Exercise details
Reproduce every record below exactly as written, leaving out any pictures.

——————————

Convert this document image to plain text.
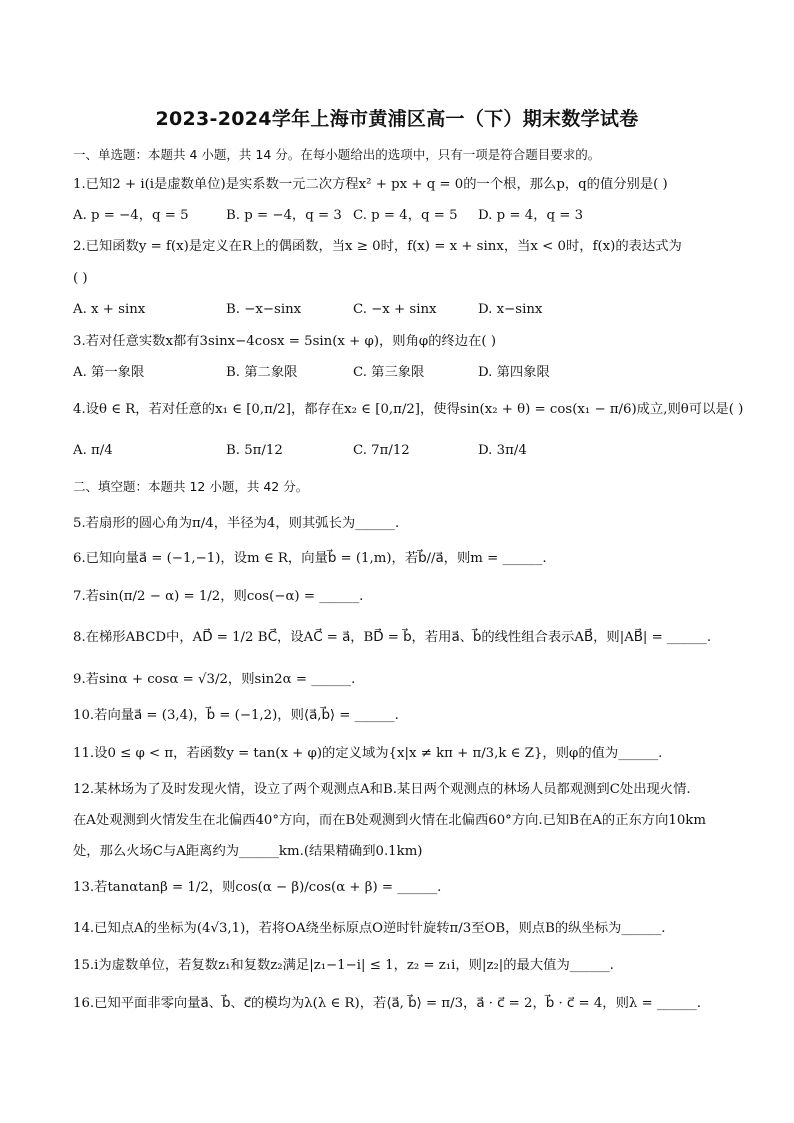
2023-2024学年上海市黄浦区高一（下）期末数学试卷
一、单选题：本题共 4 小题，共 14 分。在每小题给出的选项中，只有一项是符合题目要求的。
1.已知2 + i(i是虚数单位)是实系数一元二次方程x² + px + q = 0的一个根，那么p，q的值分别是( )
A. p = −4，q = 5	B. p = −4，q = 3 C. p = 4，q = 5 D. p = 4，q = 3
2.已知函数y = f(x)是定义在R上的偶函数，当x ≥ 0时，f(x) = x + sinx，当x < 0时，f(x)的表达式为
( )
A. x + sinx	B. −x−sinx	C. −x + sinx	D. x−sinx
3.若对任意实数x都有3sinx−4cosx = 5sin(x + φ)，则角φ的终边在( )
A. 第一象限	B. 第二象限	C. 第三象限	D. 第四象限
4.设θ ∈ R，若对任意的x₁ ∈ [0,π/2]，都存在x₂ ∈ [0,π/2]，使得sin(x₂ + θ) = cos(x₁ − π/6)成立,则θ可以是( )
A. π/4	B. 5π/12	C. 7π/12	D. 3π/4
二、填空题：本题共 12 小题，共 42 分。
5.若扇形的圆心角为π/4，半径为4，则其弧长为______.
6.已知向量a⃗ = (−1,−1)，设m ∈ R，向量b⃗ = (1,m)，若b⃗//a⃗，则m = ______.
7.若sin(π/2 − α) = 1/2，则cos(−α) = ______.
8.在梯形ABCD中，AD⃗ = 1/2 BC⃗，设AC⃗ = a⃗，BD⃗ = b⃗，若用a⃗、b⃗的线性组合表示AB⃗，则|AB⃗| = ______.
9.若sinα + cosα = √3/2，则sin2α = ______.
10.若向量a⃗ = (3,4)，b⃗ = (−1,2)，则⟨a⃗,b⃗⟩ = ______.
11.设0 ≤ φ < π，若函数y = tan(x + φ)的定义域为{x|x ≠ kπ + π/3,k ∈ Z}，则φ的值为______.
12.某林场为了及时发现火情，设立了两个观测点A和B.某日两个观测点的林场人员都观测到C处出现火情.
在A处观测到火情发生在北偏西40°方向，而在B处观测到火情在北偏西60°方向.已知B在A的正东方向10km
处，那么火场C与A距离约为______km.(结果精确到0.1km)
13.若tanαtanβ = 1/2，则cos(α − β)/cos(α + β) = ______.
14.已知点A的坐标为(4√3,1)，若将OA绕坐标原点O逆时针旋转π/3至OB，则点B的纵坐标为______.
15.i为虚数单位，若复数z₁和复数z₂满足|z₁−1−i| ≤ 1，z₂ = z₁i，则|z₂|的最大值为______.
16.已知平面非零向量a⃗、b⃗、c⃗的模均为λ(λ ∈ R)，若⟨a⃗, b⃗⟩ = π/3，a⃗ · c⃗ = 2，b⃗ · c⃗ = 4，则λ = ______.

——————————

Response to this exercise
Convert this document image to plain text.
2023-2024学年上海市黄浦区高一（下）期末数学试卷
一、单选题：本题共 4 小题，共 14 分。在每小题给出的选项中，只有一项是符合题目要求的。
1.已知2 + i(i是虚数单位)是实系数一元二次方程x² + px + q = 0的一个根，那么p，q的值分别是( )
A. p = −4，q = 5	B. p = −4，q = 3 C. p = 4，q = 5 D. p = 4，q = 3
2.已知函数y = f(x)是定义在R上的偶函数，当x ≥ 0时，f(x) = x + sinx，当x < 0时，f(x)的表达式为
( )
A. x + sinx	B. −x−sinx	C. −x + sinx	D. x−sinx
3.若对任意实数x都有3sinx−4cosx = 5sin(x + φ)，则角φ的终边在( )
A. 第一象限	B. 第二象限	C. 第三象限	D. 第四象限
4.设θ ∈ R，若对任意的x₁ ∈ [0,π/2]，都存在x₂ ∈ [0,π/2]，使得sin(x₂ + θ) = cos(x₁ − π/6)成立,则θ可以是( )
A. π/4	B. 5π/12	C. 7π/12	D. 3π/4
二、填空题：本题共 12 小题，共 42 分。
5.若扇形的圆心角为π/4，半径为4，则其弧长为______.
6.已知向量a⃗ = (−1,−1)，设m ∈ R，向量b⃗ = (1,m)，若b⃗//a⃗，则m = ______.
7.若sin(π/2 − α) = 1/2，则cos(−α) = ______.
8.在梯形ABCD中，AD⃗ = 1/2 BC⃗，设AC⃗ = a⃗，BD⃗ = b⃗，若用a⃗、b⃗的线性组合表示AB⃗，则|AB⃗| = ______.
9.若sinα + cosα = √3/2，则sin2α = ______.
10.若向量a⃗ = (3,4)，b⃗ = (−1,2)，则⟨a⃗,b⃗⟩ = ______.
11.设0 ≤ φ < π，若函数y = tan(x + φ)的定义域为{x|x ≠ kπ + π/3,k ∈ Z}，则φ的值为______.
12.某林场为了及时发现火情，设立了两个观测点A和B.某日两个观测点的林场人员都观测到C处出现火情.
在A处观测到火情发生在北偏西40°方向，而在B处观测到火情在北偏西60°方向.已知B在A的正东方向10km
处，那么火场C与A距离约为______km.(结果精确到0.1km)
13.若tanαtanβ = 1/2，则cos(α − β)/cos(α + β) = ______.
14.已知点A的坐标为(4√3,1)，若将OA绕坐标原点O逆时针旋转π/3至OB，则点B的纵坐标为______.
15.i为虚数单位，若复数z₁和复数z₂满足|z₁−1−i| ≤ 1，z₂ = z₁i，则|z₂|的最大值为______.
16.已知平面非零向量a⃗、b⃗、c⃗的模均为λ(λ ∈ R)，若⟨a⃗, b⃗⟩ = π/3，a⃗ · c⃗ = 2，b⃗ · c⃗ = 4，则λ = ______.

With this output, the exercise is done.